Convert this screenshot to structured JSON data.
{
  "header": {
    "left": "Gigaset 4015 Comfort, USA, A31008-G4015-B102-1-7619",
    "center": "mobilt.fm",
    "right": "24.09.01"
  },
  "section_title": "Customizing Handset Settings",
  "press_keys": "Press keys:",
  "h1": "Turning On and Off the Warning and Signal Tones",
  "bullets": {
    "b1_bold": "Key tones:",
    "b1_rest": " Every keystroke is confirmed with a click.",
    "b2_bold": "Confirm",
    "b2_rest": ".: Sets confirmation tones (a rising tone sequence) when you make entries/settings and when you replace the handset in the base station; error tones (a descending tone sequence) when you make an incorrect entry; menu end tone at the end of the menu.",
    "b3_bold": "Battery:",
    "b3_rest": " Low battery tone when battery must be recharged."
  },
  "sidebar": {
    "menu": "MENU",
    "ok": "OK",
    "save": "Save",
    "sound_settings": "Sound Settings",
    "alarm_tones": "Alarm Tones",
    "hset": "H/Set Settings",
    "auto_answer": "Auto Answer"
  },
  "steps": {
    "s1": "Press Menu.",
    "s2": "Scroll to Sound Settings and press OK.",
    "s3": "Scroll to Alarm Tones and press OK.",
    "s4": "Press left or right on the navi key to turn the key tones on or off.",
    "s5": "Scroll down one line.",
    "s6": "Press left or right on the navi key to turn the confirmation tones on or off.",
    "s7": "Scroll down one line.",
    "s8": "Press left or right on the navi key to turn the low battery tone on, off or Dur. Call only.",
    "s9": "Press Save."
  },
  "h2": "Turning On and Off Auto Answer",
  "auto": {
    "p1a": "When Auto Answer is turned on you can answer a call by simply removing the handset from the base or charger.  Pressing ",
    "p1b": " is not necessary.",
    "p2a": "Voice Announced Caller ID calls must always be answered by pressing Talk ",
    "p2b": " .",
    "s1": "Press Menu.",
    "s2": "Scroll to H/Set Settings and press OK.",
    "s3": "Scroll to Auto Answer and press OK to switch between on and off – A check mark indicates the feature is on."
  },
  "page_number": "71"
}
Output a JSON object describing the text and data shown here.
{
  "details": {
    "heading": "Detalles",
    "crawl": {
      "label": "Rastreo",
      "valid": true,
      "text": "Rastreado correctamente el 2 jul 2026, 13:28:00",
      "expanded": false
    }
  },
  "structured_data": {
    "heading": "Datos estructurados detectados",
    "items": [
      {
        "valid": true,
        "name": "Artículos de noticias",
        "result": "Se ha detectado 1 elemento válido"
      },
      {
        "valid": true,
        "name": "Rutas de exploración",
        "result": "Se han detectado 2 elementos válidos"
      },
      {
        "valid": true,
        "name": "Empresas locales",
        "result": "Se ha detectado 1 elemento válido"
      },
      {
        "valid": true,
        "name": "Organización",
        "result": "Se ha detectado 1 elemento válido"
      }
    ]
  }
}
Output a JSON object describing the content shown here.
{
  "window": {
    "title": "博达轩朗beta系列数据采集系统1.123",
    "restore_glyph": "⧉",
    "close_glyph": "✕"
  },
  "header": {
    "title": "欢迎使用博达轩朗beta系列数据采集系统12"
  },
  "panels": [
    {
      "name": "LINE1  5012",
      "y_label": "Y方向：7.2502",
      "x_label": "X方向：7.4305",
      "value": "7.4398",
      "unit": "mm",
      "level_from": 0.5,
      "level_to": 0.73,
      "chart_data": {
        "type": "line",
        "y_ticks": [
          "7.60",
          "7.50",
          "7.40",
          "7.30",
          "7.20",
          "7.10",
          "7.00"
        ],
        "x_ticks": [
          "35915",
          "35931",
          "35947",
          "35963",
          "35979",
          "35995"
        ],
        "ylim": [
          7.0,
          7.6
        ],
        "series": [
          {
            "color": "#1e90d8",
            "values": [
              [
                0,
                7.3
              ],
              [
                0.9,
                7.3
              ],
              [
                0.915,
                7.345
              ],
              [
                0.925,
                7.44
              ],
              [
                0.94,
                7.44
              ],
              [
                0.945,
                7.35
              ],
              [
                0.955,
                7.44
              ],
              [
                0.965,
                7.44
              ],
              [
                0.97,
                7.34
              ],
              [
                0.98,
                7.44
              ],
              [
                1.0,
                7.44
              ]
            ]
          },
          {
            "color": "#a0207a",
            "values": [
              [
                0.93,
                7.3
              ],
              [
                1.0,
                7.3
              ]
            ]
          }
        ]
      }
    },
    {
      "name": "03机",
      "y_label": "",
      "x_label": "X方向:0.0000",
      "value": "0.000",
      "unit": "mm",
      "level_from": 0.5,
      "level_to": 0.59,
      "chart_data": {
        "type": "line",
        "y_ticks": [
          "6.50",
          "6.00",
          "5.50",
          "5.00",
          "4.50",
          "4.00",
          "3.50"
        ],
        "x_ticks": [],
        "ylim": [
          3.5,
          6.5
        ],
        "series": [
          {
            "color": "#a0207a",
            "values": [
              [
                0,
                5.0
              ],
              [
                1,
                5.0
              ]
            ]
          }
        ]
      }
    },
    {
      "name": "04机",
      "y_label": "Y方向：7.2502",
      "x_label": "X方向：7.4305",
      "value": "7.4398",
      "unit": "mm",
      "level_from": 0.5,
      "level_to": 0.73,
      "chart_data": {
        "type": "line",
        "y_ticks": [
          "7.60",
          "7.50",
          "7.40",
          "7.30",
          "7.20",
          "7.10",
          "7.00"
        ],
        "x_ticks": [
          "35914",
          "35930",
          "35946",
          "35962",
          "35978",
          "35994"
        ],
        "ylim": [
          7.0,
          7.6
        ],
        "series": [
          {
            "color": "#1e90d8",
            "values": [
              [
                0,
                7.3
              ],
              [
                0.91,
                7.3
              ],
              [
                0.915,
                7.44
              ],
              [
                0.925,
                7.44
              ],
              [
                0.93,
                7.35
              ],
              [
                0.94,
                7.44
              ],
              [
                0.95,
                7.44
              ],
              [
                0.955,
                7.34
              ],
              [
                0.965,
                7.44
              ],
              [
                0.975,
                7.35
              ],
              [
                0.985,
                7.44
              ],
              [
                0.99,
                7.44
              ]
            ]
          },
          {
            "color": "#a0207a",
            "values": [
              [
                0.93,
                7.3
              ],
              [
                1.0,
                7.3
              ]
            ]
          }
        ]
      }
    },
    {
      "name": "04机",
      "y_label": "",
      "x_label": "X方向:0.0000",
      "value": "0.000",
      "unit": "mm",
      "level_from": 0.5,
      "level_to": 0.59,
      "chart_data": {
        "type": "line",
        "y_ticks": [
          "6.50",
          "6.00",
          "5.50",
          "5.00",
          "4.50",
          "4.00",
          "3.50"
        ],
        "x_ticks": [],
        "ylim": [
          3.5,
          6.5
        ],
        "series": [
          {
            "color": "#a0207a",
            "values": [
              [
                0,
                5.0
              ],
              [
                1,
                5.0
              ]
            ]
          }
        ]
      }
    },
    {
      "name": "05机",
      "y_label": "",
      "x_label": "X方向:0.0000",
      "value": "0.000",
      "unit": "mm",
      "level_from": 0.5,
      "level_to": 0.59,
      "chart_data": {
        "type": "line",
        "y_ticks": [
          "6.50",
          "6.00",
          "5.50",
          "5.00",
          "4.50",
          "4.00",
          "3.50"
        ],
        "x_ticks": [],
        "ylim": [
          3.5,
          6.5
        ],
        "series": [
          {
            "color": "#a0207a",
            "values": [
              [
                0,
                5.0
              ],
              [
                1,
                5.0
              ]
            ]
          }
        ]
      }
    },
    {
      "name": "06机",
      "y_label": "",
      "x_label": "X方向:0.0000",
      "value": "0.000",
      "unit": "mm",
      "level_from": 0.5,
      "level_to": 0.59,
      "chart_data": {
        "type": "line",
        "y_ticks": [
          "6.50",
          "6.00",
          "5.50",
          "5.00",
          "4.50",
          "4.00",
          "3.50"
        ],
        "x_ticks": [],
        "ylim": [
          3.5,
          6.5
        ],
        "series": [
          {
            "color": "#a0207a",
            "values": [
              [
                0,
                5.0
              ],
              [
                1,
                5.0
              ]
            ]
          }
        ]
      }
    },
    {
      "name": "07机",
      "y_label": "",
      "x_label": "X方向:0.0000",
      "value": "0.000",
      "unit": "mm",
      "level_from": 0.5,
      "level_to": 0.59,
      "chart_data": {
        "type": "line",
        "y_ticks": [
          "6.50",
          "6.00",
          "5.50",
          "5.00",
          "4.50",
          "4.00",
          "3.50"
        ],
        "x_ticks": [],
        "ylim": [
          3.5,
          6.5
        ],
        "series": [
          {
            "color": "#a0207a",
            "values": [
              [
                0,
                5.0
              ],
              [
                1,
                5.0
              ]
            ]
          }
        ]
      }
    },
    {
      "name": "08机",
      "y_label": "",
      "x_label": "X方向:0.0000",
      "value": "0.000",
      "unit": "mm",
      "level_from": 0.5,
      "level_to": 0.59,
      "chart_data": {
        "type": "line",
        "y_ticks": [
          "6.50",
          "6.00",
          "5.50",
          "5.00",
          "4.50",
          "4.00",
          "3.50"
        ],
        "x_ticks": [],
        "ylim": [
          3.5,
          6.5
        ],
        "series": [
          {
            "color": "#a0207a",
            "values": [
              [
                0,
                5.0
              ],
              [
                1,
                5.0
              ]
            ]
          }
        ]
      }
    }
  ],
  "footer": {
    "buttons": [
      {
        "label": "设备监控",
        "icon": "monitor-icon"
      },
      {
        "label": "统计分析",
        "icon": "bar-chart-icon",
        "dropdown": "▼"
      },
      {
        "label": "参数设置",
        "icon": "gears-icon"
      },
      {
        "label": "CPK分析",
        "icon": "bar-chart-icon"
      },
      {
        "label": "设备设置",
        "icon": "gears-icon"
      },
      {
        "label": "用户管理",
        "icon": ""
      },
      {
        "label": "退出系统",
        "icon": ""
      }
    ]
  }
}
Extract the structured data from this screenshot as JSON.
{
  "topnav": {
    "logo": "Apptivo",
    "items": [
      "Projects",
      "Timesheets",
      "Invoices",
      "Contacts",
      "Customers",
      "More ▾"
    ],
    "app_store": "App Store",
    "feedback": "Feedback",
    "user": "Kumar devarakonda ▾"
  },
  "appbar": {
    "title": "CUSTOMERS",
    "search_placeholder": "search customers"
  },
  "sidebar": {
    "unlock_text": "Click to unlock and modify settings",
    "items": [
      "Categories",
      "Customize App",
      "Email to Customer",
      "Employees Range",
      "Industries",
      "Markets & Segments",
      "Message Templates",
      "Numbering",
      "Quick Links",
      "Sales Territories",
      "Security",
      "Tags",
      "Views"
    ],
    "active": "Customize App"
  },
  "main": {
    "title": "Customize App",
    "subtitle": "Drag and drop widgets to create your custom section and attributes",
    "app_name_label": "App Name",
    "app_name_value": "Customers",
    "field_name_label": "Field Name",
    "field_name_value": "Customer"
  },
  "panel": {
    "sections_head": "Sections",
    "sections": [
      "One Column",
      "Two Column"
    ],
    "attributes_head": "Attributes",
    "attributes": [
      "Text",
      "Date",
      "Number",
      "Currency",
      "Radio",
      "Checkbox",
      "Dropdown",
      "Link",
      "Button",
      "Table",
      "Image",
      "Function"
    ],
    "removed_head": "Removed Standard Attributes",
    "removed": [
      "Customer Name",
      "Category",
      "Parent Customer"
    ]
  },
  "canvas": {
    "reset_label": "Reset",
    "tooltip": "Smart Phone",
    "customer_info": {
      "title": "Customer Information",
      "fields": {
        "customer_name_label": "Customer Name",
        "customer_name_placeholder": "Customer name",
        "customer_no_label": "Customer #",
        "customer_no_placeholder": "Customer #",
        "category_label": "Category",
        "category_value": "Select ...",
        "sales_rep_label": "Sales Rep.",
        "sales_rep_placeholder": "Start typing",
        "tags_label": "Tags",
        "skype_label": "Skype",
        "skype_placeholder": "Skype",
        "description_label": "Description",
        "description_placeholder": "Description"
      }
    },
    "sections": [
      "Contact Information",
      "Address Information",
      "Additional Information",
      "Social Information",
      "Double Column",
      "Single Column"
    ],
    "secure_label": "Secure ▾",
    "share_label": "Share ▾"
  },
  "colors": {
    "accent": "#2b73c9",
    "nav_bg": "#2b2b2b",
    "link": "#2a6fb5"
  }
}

● ● ● ● ● ● ●

■ **THE EXERCISE**
Extract all lines from the data in which "describing" is found.

■ **ANSWER TO THE TASK**
Output a JSON object describing the text and data shown here.
Output a JSON object describing the content shown here.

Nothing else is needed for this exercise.